DATA:
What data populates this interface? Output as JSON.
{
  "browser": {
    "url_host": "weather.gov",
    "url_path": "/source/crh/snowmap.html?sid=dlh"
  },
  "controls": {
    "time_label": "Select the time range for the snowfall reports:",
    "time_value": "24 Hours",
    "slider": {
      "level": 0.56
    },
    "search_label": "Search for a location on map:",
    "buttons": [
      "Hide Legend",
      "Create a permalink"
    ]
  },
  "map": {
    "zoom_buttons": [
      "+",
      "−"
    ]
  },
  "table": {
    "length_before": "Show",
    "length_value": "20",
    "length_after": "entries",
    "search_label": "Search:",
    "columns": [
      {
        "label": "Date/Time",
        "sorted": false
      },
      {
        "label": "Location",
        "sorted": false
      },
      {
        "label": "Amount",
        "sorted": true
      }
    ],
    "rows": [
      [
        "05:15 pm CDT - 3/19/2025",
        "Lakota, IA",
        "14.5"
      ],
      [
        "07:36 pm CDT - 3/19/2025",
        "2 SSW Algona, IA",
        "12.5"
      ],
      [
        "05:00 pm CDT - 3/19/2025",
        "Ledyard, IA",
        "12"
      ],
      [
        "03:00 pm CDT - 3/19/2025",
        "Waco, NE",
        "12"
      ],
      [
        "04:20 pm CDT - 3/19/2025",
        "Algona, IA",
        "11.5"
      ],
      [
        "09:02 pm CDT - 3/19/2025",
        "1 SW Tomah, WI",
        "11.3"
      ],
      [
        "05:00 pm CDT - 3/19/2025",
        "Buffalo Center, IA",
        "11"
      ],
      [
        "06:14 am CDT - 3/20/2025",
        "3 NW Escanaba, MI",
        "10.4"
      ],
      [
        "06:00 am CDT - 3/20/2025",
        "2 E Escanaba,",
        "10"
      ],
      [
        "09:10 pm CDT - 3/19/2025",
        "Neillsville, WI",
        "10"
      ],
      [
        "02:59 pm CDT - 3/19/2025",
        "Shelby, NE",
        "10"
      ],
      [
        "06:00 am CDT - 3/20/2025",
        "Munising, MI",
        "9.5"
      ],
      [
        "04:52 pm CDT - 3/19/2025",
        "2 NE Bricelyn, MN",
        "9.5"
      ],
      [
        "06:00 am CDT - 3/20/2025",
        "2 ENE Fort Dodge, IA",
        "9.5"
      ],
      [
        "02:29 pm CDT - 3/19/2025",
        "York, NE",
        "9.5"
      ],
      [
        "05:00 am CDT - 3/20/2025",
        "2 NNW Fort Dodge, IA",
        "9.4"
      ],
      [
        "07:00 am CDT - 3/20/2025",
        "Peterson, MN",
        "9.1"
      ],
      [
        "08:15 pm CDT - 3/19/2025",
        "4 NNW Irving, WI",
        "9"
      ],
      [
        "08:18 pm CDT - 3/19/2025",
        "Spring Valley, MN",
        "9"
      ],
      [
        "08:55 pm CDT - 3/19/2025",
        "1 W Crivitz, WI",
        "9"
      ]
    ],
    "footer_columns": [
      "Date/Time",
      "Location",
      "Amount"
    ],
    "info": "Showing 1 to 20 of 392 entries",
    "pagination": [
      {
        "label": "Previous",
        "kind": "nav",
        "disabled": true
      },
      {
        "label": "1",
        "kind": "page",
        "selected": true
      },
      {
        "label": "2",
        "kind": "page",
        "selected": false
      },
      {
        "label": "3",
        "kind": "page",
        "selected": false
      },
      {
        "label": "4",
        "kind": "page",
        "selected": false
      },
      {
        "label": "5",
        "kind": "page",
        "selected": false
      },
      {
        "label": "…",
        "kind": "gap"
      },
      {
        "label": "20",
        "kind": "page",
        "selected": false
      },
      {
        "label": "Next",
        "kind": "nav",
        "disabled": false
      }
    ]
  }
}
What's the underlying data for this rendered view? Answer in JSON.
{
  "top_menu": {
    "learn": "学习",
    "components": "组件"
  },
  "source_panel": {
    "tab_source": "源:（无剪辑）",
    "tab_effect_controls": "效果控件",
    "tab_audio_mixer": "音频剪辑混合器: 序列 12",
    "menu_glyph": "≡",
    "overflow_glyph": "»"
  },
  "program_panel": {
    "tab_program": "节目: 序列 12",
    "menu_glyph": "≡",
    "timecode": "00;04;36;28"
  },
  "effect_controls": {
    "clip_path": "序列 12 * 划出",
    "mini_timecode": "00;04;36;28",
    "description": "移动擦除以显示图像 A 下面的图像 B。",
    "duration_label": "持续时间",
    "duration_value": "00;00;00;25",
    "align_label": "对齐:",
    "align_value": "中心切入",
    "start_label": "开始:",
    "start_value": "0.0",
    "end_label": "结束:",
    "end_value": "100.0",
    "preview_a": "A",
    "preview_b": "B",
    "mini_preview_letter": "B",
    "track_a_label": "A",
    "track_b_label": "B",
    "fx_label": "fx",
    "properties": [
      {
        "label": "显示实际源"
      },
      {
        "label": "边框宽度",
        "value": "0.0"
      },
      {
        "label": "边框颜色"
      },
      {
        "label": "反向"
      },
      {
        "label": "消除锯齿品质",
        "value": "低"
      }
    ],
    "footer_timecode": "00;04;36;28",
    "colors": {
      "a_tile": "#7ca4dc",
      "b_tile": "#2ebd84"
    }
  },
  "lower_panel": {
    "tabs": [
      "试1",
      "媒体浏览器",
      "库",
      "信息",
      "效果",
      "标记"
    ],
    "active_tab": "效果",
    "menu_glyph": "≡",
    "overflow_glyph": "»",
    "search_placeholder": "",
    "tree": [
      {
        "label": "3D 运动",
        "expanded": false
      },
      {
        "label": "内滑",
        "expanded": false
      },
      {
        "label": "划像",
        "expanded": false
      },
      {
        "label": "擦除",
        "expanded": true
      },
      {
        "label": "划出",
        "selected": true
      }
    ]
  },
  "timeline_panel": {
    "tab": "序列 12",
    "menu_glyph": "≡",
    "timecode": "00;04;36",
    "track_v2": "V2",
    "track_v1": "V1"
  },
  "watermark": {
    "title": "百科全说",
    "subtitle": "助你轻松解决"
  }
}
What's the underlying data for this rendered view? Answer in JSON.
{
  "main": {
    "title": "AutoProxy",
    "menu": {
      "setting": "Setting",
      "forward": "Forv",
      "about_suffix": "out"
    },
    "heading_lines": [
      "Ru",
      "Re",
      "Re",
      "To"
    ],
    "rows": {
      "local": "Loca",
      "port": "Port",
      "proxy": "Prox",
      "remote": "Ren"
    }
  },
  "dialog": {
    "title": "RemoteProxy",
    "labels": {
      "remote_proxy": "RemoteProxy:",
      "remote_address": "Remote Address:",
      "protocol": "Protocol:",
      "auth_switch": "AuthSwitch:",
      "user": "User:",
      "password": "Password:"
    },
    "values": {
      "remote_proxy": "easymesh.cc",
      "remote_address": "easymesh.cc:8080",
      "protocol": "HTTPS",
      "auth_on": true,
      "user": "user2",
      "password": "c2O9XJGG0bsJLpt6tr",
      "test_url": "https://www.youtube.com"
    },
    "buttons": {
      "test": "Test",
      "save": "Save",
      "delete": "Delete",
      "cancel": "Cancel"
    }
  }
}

SET EXERCISE: Transcribe the entire listing above precisely.

TASK RESULT:
What data populates this interface? Output as JSON.
{
  "browser": {
    "url_host": "weather.gov",
    "url_path": "/source/crh/snowmap.html?sid=dlh"
  },
  "controls": {
    "time_label": "Select the time range for the snowfall reports:",
    "time_value": "24 Hours",
    "slider": {
      "level": 0.56
    },
    "search_label": "Search for a location on map:",
    "buttons": [
      "Hide Legend",
      "Create a permalink"
    ]
  },
  "map": {
    "zoom_buttons": [
      "+",
      "−"
    ]
  },
  "table": {
    "length_before": "Show",
    "length_value": "20",
    "length_after": "entries",
    "search_label": "Search:",
    "columns": [
      {
        "label": "Date/Time",
        "sorted": false
      },
      {
        "label": "Location",
        "sorted": false
      },
      {
        "label": "Amount",
        "sorted": true
      }
    ],
    "rows": [
      [
        "05:15 pm CDT - 3/19/2025",
        "Lakota, IA",
        "14.5"
      ],
      [
        "07:36 pm CDT - 3/19/2025",
        "2 SSW Algona, IA",
        "12.5"
      ],
      [
        "05:00 pm CDT - 3/19/2025",
        "Ledyard, IA",
        "12"
      ],
      [
        "03:00 pm CDT - 3/19/2025",
        "Waco, NE",
        "12"
      ],
      [
        "04:20 pm CDT - 3/19/2025",
        "Algona, IA",
        "11.5"
      ],
      [
        "09:02 pm CDT - 3/19/2025",
        "1 SW Tomah, WI",
        "11.3"
      ],
      [
        "05:00 pm CDT - 3/19/2025",
        "Buffalo Center, IA",
        "11"
      ],
      [
        "06:14 am CDT - 3/20/2025",
        "3 NW Escanaba, MI",
        "10.4"
      ],
      [
        "06:00 am CDT - 3/20/2025",
        "2 E Escanaba,",
        "10"
      ],
      [
        "09:10 pm CDT - 3/19/2025",
        "Neillsville, WI",
        "10"
      ],
      [
        "02:59 pm CDT - 3/19/2025",
        "Shelby, NE",
        "10"
      ],
      [
        "06:00 am CDT - 3/20/2025",
        "Munising, MI",
        "9.5"
      ],
      [
        "04:52 pm CDT - 3/19/2025",
        "2 NE Bricelyn, MN",
        "9.5"
      ],
      [
        "06:00 am CDT - 3/20/2025",
        "2 ENE Fort Dodge, IA",
        "9.5"
      ],
      [
        "02:29 pm CDT - 3/19/2025",
        "York, NE",
        "9.5"
      ],
      [
        "05:00 am CDT - 3/20/2025",
        "2 NNW Fort Dodge, IA",
        "9.4"
      ],
      [
        "07:00 am CDT - 3/20/2025",
        "Peterson, MN",
        "9.1"
      ],
      [
        "08:15 pm CDT - 3/19/2025",
        "4 NNW Irving, WI",
        "9"
      ],
      [
        "08:18 pm CDT - 3/19/2025",
        "Spring Valley, MN",
        "9"
      ],
      [
        "08:55 pm CDT - 3/19/2025",
        "1 W Crivitz, WI",
        "9"
      ]
    ],
    "footer_columns": [
      "Date/Time",
      "Location",
      "Amount"
    ],
    "info": "Showing 1 to 20 of 392 entries",
    "pagination": [
      {
        "label": "Previous",
        "kind": "nav",
        "disabled": true
      },
      {
        "label": "1",
        "kind": "page",
        "selected": true
      },
      {
        "label": "2",
        "kind": "page",
        "selected": false
      },
      {
        "label": "3",
        "kind": "page",
        "selected": false
      },
      {
        "label": "4",
        "kind": "page",
        "selected": false
      },
      {
        "label": "5",
        "kind": "page",
        "selected": false
      },
      {
        "label": "…",
        "kind": "gap"
      },
      {
        "label": "20",
        "kind": "page",
        "selected": false
      },
      {
        "label": "Next",
        "kind": "nav",
        "disabled": false
      }
    ]
  }
}
What's the underlying data for this rendered view? Answer in JSON.
{
  "top_menu": {
    "learn": "学习",
    "components": "组件"
  },
  "source_panel": {
    "tab_source": "源:（无剪辑）",
    "tab_effect_controls": "效果控件",
    "tab_audio_mixer": "音频剪辑混合器: 序列 12",
    "menu_glyph": "≡",
    "overflow_glyph": "»"
  },
  "program_panel": {
    "tab_program": "节目: 序列 12",
    "menu_glyph": "≡",
    "timecode": "00;04;36;28"
  },
  "effect_controls": {
    "clip_path": "序列 12 * 划出",
    "mini_timecode": "00;04;36;28",
    "description": "移动擦除以显示图像 A 下面的图像 B。",
    "duration_label": "持续时间",
    "duration_value": "00;00;00;25",
    "align_label": "对齐:",
    "align_value": "中心切入",
    "start_label": "开始:",
    "start_value": "0.0",
    "end_label": "结束:",
    "end_value": "100.0",
    "preview_a": "A",
    "preview_b": "B",
    "mini_preview_letter": "B",
    "track_a_label": "A",
    "track_b_label": "B",
    "fx_label": "fx",
    "properties": [
      {
        "label": "显示实际源"
      },
      {
        "label": "边框宽度",
        "value": "0.0"
      },
      {
        "label": "边框颜色"
      },
      {
        "label": "反向"
      },
      {
        "label": "消除锯齿品质",
        "value": "低"
      }
    ],
    "footer_timecode": "00;04;36;28",
    "colors": {
      "a_tile": "#7ca4dc",
      "b_tile": "#2ebd84"
    }
  },
  "lower_panel": {
    "tabs": [
      "试1",
      "媒体浏览器",
      "库",
      "信息",
      "效果",
      "标记"
    ],
    "active_tab": "效果",
    "menu_glyph": "≡",
    "overflow_glyph": "»",
    "search_placeholder": "",
    "tree": [
      {
        "label": "3D 运动",
        "expanded": false
      },
      {
        "label": "内滑",
        "expanded": false
      },
      {
        "label": "划像",
        "expanded": false
      },
      {
        "label": "擦除",
        "expanded": true
      },
      {
        "label": "划出",
        "selected": true
      }
    ]
  },
  "timeline_panel": {
    "tab": "序列 12",
    "menu_glyph": "≡",
    "timecode": "00;04;36",
    "track_v2": "V2",
    "track_v1": "V1"
  },
  "watermark": {
    "title": "百科全说",
    "subtitle": "助你轻松解决"
  }
}
What's the underlying data for this rendered view? Answer in JSON.
{
  "main": {
    "title": "AutoProxy",
    "menu": {
      "setting": "Setting",
      "forward": "Forv",
      "about_suffix": "out"
    },
    "heading_lines": [
      "Ru",
      "Re",
      "Re",
      "To"
    ],
    "rows": {
      "local": "Loca",
      "port": "Port",
      "proxy": "Prox",
      "remote": "Ren"
    }
  },
  "dialog": {
    "title": "RemoteProxy",
    "labels": {
      "remote_proxy": "RemoteProxy:",
      "remote_address": "Remote Address:",
      "protocol": "Protocol:",
      "auth_switch": "AuthSwitch:",
      "user": "User:",
      "password": "Password:"
    },
    "values": {
      "remote_proxy": "easymesh.cc",
      "remote_address": "easymesh.cc:8080",
      "protocol": "HTTPS",
      "auth_on": true,
      "user": "user2",
      "password": "c2O9XJGG0bsJLpt6tr",
      "test_url": "https://www.youtube.com"
    },
    "buttons": {
      "test": "Test",
      "save": "Save",
      "delete": "Delete",
      "cancel": "Cancel"
    }
  }
}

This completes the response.